# GOAL
How many lines in the entries below contain "Phone"? Answer with the number only.

— start of TASK MATERIAL —

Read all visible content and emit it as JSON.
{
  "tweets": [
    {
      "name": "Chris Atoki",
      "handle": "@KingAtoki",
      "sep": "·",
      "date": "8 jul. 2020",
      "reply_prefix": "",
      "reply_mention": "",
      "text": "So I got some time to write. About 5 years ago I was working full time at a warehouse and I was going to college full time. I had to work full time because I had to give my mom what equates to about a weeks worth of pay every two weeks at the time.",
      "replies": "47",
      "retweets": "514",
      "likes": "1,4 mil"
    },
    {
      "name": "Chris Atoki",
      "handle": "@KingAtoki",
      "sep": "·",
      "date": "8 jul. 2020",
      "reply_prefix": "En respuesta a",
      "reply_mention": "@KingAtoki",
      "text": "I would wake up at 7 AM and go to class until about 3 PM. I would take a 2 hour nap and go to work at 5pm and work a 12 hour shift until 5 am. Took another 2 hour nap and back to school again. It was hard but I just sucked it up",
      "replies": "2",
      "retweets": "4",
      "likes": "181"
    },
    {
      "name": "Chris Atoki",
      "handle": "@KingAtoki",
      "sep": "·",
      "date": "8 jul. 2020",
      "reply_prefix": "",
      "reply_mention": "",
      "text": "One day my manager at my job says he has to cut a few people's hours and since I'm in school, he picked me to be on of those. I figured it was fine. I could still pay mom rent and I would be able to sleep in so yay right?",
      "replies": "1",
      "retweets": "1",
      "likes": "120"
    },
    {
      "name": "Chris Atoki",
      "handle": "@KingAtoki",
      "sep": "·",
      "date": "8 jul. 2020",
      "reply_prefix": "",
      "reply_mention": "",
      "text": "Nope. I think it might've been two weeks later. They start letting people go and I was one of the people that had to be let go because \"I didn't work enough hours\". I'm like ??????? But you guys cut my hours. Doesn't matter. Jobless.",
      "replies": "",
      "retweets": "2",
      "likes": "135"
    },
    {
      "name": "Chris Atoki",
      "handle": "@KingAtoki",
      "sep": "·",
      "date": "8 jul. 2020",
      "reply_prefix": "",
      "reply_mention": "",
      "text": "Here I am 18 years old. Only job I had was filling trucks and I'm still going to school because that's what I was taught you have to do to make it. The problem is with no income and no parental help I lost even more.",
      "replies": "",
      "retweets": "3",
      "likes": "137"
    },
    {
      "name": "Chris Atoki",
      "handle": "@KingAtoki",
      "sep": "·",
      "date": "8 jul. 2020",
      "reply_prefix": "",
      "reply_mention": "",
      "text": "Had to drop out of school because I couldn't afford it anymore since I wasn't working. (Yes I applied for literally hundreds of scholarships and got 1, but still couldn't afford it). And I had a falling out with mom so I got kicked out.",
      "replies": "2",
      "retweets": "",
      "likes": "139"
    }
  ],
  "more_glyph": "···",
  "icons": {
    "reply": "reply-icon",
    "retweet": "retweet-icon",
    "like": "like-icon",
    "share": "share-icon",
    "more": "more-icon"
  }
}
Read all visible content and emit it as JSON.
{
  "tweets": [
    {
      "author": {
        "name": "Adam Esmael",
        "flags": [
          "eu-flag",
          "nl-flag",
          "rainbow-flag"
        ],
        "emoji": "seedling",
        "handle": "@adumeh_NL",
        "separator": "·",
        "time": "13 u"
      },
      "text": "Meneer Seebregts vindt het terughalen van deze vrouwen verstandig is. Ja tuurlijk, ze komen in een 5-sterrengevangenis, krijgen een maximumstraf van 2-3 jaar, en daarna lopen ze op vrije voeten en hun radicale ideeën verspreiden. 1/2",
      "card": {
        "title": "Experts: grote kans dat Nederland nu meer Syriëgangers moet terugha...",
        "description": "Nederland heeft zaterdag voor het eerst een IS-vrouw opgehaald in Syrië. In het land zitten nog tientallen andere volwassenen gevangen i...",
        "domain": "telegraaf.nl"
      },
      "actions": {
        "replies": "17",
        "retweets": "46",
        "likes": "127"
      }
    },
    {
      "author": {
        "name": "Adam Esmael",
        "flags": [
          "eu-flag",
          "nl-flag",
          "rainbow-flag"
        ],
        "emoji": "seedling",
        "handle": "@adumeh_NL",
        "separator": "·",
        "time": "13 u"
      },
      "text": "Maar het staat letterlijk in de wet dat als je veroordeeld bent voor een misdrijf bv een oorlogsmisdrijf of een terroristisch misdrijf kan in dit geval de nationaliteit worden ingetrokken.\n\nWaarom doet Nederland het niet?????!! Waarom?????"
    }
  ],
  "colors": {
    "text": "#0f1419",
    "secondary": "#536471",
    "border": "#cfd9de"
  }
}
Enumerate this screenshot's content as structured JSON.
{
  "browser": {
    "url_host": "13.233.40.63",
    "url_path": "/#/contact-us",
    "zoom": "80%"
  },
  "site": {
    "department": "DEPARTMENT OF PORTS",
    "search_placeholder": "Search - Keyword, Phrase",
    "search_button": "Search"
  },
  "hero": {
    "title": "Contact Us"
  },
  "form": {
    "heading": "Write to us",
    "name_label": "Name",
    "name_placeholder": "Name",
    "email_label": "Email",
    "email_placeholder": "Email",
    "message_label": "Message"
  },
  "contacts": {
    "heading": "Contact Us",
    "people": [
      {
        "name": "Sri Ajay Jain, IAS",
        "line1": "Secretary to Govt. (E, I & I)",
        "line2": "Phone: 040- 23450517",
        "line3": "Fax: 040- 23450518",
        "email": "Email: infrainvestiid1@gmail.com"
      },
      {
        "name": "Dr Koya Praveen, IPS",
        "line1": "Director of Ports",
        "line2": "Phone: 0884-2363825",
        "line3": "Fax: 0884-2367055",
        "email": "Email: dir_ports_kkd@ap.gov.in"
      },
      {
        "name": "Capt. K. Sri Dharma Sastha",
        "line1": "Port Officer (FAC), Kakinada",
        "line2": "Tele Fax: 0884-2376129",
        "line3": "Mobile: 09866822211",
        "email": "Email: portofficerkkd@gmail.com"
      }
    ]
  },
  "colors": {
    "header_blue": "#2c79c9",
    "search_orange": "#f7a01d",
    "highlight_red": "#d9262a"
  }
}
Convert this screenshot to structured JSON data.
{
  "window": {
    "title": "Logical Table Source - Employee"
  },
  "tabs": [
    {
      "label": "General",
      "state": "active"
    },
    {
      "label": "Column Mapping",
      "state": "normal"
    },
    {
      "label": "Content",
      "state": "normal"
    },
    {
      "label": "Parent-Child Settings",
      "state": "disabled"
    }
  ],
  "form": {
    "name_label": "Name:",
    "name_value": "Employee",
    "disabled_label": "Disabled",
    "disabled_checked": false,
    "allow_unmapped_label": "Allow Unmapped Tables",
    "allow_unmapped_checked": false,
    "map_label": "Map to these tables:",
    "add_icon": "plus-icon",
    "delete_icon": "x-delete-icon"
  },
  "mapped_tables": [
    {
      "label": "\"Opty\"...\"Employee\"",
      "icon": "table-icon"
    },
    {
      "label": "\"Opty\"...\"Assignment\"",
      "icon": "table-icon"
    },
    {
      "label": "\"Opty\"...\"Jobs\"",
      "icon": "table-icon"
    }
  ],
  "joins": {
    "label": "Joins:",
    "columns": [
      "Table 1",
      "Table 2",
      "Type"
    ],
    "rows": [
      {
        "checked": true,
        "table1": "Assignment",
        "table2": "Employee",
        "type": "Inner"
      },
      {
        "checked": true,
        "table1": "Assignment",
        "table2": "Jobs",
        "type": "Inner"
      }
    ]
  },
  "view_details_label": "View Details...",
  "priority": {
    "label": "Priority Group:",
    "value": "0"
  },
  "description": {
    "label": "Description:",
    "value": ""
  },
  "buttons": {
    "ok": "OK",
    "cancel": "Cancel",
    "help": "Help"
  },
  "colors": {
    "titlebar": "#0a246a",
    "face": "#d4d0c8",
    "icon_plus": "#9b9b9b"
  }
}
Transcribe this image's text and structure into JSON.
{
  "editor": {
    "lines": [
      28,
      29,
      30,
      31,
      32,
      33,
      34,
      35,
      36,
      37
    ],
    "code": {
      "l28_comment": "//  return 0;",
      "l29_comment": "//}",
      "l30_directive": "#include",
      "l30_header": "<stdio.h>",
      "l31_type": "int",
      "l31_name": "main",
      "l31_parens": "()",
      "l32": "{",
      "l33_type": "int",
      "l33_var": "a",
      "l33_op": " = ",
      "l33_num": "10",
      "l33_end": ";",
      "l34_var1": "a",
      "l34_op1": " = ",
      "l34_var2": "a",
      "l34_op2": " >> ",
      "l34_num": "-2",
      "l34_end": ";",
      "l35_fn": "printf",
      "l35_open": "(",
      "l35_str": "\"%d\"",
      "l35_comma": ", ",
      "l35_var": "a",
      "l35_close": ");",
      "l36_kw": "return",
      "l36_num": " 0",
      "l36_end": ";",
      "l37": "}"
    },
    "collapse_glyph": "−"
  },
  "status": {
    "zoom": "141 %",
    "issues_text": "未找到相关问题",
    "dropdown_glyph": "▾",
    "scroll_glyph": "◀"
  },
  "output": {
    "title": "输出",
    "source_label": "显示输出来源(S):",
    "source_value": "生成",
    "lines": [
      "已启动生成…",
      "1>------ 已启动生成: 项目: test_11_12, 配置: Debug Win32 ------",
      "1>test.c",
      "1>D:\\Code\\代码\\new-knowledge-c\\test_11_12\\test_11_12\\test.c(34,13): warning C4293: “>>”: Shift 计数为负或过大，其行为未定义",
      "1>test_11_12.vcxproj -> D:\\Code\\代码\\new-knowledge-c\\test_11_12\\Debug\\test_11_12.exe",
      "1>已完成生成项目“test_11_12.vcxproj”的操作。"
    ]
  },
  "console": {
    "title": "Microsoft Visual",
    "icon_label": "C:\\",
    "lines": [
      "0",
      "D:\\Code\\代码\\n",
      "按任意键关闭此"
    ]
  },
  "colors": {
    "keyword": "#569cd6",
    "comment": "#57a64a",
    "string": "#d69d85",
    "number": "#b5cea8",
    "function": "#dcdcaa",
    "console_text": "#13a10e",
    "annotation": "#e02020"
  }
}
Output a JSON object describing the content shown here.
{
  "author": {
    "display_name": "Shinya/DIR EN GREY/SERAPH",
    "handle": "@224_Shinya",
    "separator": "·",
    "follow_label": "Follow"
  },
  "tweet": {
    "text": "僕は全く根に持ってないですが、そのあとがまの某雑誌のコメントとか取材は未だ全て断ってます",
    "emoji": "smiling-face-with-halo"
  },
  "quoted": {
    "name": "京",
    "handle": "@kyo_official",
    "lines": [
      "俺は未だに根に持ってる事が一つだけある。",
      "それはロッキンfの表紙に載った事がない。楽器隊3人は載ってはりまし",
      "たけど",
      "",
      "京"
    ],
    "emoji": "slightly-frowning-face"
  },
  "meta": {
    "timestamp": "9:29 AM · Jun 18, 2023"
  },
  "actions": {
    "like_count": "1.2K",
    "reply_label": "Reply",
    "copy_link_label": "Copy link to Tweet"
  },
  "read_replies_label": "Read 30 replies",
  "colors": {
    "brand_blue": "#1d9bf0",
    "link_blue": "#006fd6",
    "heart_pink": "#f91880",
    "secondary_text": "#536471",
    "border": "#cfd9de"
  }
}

— end of TASK MATERIAL —

# EXERCISE OUTPUT
2